[DATA LINES start]

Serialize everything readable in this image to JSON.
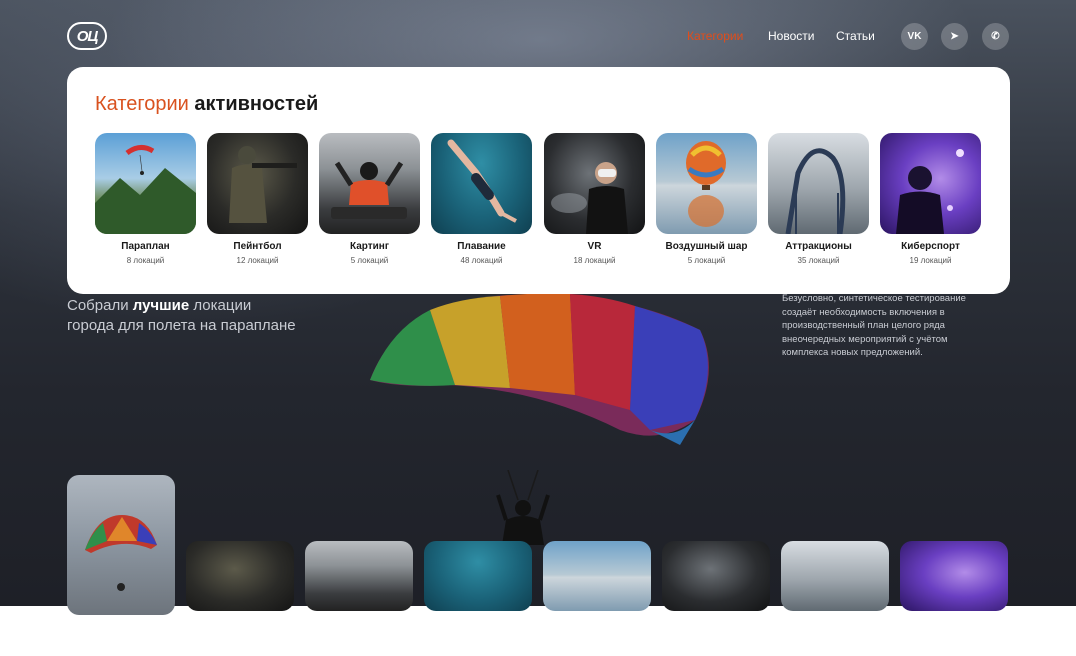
{
  "header": {
    "logo_text": "ОЦ",
    "nav": [
      {
        "label": "Категории",
        "active": true
      },
      {
        "label": "Новости",
        "active": false
      },
      {
        "label": "Статьи",
        "active": false
      }
    ],
    "social": [
      {
        "icon": "vk-icon",
        "glyph": "VK"
      },
      {
        "icon": "telegram-icon",
        "glyph": "➤"
      },
      {
        "icon": "whatsapp-icon",
        "glyph": "✆"
      }
    ]
  },
  "categories_panel": {
    "title_accent": "Категории",
    "title_bold": "активностей",
    "items": [
      {
        "name": "Параплан",
        "count": "8 локаций"
      },
      {
        "name": "Пейнтбол",
        "count": "12 локаций"
      },
      {
        "name": "Картинг",
        "count": "5 локаций"
      },
      {
        "name": "Плавание",
        "count": "48 локаций"
      },
      {
        "name": "VR",
        "count": "18 локаций"
      },
      {
        "name": "Воздушный шар",
        "count": "5 локаций"
      },
      {
        "name": "Аттракционы",
        "count": "35 локаций"
      },
      {
        "name": "Киберспорт",
        "count": "19 локаций"
      }
    ]
  },
  "hero": {
    "text_before": "Собрали ",
    "text_bold": "лучшие",
    "text_after": " локации города для полета на параплане",
    "description": "Безусловно, синтетическое тестирование создаёт необходимость включения в производственный план целого ряда внеочередных мероприятий с учётом комплекса новых предложений."
  },
  "colors": {
    "accent": "#e24d1a",
    "panel_bg": "#ffffff",
    "hero_bg": "#23262e"
  }
}
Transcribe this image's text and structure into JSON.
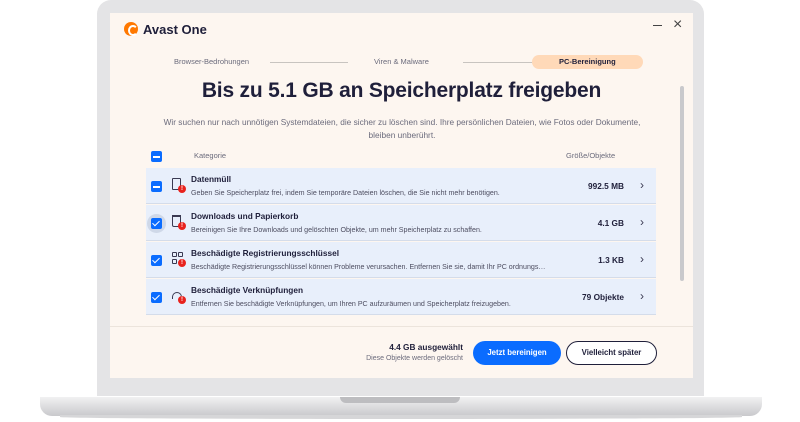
{
  "app": {
    "title": "Avast One"
  },
  "steps": [
    {
      "label": "Browser-Bedrohungen"
    },
    {
      "label": "Viren & Malware"
    },
    {
      "label": "PC-Bereinigung"
    }
  ],
  "heading": {
    "prefix": "Bis zu ",
    "highlight": "5.1 GB an Speicherplatz",
    "suffix": " freigeben"
  },
  "subtitle": "Wir suchen nur nach unnötigen Systemdateien, die sicher zu löschen sind. Ihre persönlichen Dateien, wie Fotos oder Dokumente, bleiben unberührt.",
  "table": {
    "col_category": "Kategorie",
    "col_size": "Größe/Objekte",
    "rows": [
      {
        "title": "Datenmüll",
        "desc": "Geben Sie Speicherplatz frei, indem Sie temporäre Dateien löschen, die Sie nicht mehr benötigen.",
        "size": "992.5 MB",
        "checkbox": "partial",
        "icon": "file-alert-icon"
      },
      {
        "title": "Downloads und Papierkorb",
        "desc": "Bereinigen Sie Ihre Downloads und gelöschten Objekte, um mehr Speicherplatz zu schaffen.",
        "size": "4.1 GB",
        "checkbox": "checked",
        "icon": "trash-alert-icon"
      },
      {
        "title": "Beschädigte Registrierungsschlüssel",
        "desc": "Beschädigte Registrierungsschlüssel können Probleme verursachen. Entfernen Sie sie, damit Ihr PC ordnungsgem...",
        "size": "1.3 KB",
        "checkbox": "checked",
        "icon": "registry-alert-icon"
      },
      {
        "title": "Beschädigte Verknüpfungen",
        "desc": "Entfernen Sie beschädigte Verknüpfungen, um Ihren PC aufzuräumen und Speicherplatz freizugeben.",
        "size": "79 Objekte",
        "checkbox": "checked",
        "icon": "shortcut-alert-icon"
      }
    ]
  },
  "footer": {
    "selected": "4.4 GB ausgewählt",
    "note": "Diese Objekte werden gelöscht",
    "primary_label": "Jetzt bereinigen",
    "secondary_label": "Vielleicht später"
  },
  "colors": {
    "accent": "#0a6cff",
    "brand": "#ff7800",
    "alert": "#e8221d",
    "highlight": "#ff8f73"
  }
}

[DATA LINES end]

● **TASK GOAL**
Make a tally of the lines in this data that include the string "Downloads", and answer with that tally alone.

● **RESPONSE FOR THIS EXERCISE**
2